Problem requirements :: Rewrite the material from the line with "- auditname-select[interactable]: Auditname" up to and including the line with "- new-question-button[interactable]: Neue", replacing "Auditnummer" with "Auditkennung" and keeping everything else the same.
________
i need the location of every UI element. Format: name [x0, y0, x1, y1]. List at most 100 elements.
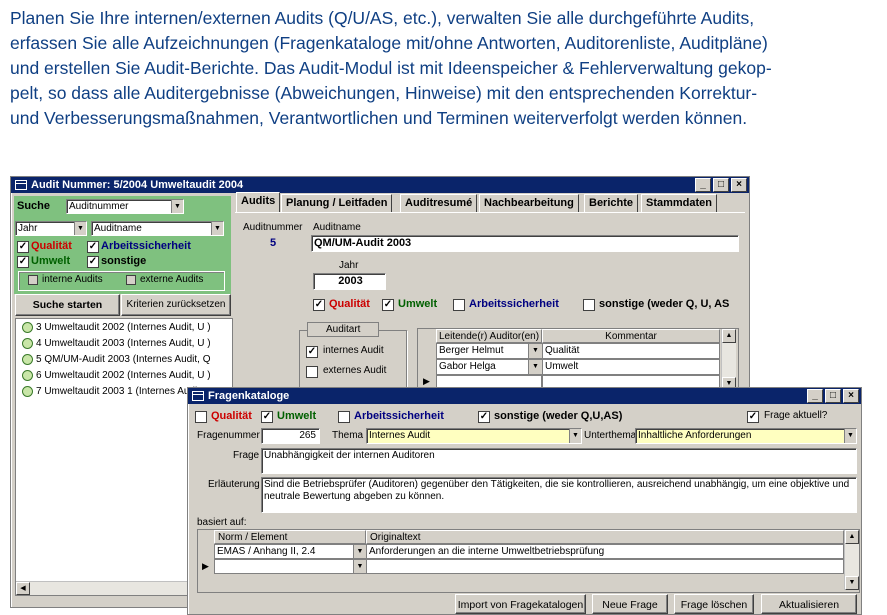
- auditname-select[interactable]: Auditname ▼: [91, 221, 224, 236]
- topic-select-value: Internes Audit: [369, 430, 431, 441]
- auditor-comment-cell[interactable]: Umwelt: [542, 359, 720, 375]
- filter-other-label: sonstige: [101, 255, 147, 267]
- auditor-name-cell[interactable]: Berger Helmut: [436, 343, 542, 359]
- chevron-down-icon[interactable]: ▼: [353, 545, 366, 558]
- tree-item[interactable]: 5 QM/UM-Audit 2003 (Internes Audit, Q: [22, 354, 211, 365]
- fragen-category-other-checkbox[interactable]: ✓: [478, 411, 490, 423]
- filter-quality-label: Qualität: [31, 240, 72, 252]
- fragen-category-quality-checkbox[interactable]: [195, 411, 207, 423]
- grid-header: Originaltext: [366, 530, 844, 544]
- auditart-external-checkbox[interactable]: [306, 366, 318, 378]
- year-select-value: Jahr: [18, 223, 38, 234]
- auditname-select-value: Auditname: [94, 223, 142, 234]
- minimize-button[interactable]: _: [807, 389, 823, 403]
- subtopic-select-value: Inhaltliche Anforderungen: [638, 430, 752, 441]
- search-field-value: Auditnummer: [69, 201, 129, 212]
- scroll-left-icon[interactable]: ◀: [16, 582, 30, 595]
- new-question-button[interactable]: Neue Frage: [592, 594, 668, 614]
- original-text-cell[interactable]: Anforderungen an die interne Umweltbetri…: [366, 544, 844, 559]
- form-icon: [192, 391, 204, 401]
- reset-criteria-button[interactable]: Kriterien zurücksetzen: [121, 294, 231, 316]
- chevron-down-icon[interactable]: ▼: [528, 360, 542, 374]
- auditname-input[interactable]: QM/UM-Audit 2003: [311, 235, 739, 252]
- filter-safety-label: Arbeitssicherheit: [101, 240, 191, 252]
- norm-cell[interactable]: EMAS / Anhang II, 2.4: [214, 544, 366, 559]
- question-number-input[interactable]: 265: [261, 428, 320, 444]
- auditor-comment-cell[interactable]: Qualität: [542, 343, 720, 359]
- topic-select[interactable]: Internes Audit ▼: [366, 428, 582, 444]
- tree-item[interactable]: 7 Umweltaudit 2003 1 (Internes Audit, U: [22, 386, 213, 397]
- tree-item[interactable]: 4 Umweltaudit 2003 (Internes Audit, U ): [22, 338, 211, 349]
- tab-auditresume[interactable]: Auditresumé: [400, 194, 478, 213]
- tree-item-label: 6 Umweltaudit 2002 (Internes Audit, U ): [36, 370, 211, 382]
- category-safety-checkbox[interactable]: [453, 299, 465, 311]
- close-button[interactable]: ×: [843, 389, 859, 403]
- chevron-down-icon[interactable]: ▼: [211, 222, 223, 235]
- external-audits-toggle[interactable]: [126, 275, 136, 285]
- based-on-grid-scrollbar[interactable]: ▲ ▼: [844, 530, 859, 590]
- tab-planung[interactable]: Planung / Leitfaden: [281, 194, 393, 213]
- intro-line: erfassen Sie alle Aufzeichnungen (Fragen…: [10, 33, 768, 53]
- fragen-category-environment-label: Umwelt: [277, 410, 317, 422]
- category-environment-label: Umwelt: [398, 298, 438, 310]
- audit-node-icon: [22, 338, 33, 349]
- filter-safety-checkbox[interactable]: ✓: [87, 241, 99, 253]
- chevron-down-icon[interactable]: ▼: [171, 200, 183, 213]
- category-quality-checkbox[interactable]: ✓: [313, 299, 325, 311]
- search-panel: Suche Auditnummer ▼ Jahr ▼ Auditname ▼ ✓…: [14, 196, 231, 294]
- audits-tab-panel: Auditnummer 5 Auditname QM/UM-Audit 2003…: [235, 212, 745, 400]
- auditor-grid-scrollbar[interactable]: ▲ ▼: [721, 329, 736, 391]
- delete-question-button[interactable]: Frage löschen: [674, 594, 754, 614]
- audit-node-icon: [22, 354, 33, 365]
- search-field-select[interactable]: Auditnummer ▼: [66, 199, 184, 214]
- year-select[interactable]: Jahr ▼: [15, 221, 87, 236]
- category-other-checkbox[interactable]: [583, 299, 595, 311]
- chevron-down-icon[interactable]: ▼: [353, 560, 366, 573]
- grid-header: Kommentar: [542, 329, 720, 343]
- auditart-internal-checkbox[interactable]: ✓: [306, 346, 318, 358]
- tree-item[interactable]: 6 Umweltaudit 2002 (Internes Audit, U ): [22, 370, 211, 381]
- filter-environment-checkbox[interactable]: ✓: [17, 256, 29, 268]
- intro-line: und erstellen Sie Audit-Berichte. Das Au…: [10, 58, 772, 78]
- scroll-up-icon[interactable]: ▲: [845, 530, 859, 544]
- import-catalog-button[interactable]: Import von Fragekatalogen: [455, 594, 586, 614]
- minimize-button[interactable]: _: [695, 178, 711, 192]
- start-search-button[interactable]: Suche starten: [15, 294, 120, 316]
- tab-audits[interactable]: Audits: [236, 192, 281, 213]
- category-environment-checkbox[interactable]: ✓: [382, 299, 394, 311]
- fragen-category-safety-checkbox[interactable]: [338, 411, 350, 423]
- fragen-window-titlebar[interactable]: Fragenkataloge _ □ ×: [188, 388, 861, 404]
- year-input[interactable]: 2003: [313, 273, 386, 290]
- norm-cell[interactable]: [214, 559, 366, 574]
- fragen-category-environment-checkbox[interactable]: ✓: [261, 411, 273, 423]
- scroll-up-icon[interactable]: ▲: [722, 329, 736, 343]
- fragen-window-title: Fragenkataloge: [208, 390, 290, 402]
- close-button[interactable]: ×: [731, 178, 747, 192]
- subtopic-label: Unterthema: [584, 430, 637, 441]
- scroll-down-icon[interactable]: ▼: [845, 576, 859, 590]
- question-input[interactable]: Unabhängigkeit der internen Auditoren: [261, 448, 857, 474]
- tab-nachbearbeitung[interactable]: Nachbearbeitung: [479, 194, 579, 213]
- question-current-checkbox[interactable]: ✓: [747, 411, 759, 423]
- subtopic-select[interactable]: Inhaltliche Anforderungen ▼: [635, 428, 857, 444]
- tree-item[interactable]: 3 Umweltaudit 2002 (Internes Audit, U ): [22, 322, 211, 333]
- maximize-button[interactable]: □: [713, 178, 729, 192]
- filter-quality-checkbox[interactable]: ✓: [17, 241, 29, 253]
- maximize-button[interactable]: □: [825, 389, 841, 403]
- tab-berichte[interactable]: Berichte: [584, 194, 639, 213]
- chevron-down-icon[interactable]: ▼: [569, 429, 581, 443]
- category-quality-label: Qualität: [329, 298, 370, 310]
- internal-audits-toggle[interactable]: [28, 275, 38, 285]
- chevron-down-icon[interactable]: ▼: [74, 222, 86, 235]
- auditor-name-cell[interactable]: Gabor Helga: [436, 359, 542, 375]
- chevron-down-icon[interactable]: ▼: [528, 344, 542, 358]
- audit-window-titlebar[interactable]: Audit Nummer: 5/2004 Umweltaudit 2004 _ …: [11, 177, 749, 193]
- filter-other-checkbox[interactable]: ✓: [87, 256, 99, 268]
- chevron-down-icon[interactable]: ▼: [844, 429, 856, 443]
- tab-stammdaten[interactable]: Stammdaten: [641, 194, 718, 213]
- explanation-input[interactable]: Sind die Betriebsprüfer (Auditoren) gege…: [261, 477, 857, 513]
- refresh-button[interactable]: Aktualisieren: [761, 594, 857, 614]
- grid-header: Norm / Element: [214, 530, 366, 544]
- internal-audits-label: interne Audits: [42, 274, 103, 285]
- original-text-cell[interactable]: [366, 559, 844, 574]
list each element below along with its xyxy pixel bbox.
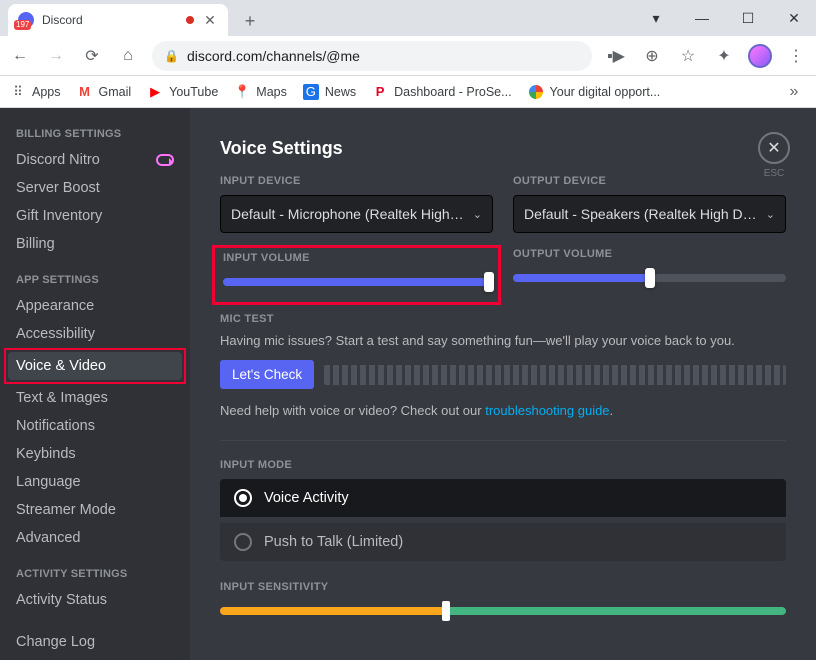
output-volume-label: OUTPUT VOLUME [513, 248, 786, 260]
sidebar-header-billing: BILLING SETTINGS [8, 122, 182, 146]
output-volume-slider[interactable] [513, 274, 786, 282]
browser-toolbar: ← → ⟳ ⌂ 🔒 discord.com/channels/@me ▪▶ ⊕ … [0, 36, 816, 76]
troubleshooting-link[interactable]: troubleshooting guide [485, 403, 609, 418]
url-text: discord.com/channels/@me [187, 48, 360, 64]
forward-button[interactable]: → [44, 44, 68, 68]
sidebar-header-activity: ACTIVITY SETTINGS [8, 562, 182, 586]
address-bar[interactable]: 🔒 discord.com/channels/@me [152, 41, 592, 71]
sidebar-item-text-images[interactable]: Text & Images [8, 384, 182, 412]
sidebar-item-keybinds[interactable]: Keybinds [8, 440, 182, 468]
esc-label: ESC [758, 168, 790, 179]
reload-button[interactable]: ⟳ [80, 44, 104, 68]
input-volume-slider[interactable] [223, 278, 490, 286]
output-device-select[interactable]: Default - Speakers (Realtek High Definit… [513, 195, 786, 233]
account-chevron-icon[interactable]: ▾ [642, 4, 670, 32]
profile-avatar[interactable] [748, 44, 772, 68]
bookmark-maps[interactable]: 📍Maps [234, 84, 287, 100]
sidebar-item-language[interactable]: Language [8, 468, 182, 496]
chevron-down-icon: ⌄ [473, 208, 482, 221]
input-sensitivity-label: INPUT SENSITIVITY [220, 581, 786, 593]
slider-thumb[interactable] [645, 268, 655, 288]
________
Output for this task ::
- auditname-select[interactable]: Auditname ▼: [91, 221, 224, 236]
- topic-select-value: Internes Audit: [369, 430, 431, 441]
- auditor-comment-cell[interactable]: Umwelt: [542, 359, 720, 375]
- filter-other-label: sonstige: [101, 255, 147, 267]
- auditor-name-cell[interactable]: Berger Helmut: [436, 343, 542, 359]
- chevron-down-icon[interactable]: ▼: [353, 545, 366, 558]
- tree-item[interactable]: 5 QM/UM-Audit 2003 (Internes Audit, Q: [22, 354, 211, 365]
- fragen-category-other-checkbox[interactable]: ✓: [478, 411, 490, 423]
- filter-quality-label: Qualität: [31, 240, 72, 252]
- fragen-category-quality-checkbox[interactable]: [195, 411, 207, 423]
- grid-header: Originaltext: [366, 530, 844, 544]
- auditart-external-checkbox[interactable]: [306, 366, 318, 378]
- year-select-value: Jahr: [18, 223, 38, 234]
- auditname-select-value: Auditname: [94, 223, 142, 234]
- minimize-button[interactable]: _: [807, 389, 823, 403]
- subtopic-select-value: Inhaltliche Anforderungen: [638, 430, 752, 441]
- search-field-value: Auditkennung: [69, 201, 129, 212]
- scroll-left-icon[interactable]: ◀: [16, 582, 30, 595]
- new-question-button[interactable]: Neue Frage: [592, 594, 668, 614]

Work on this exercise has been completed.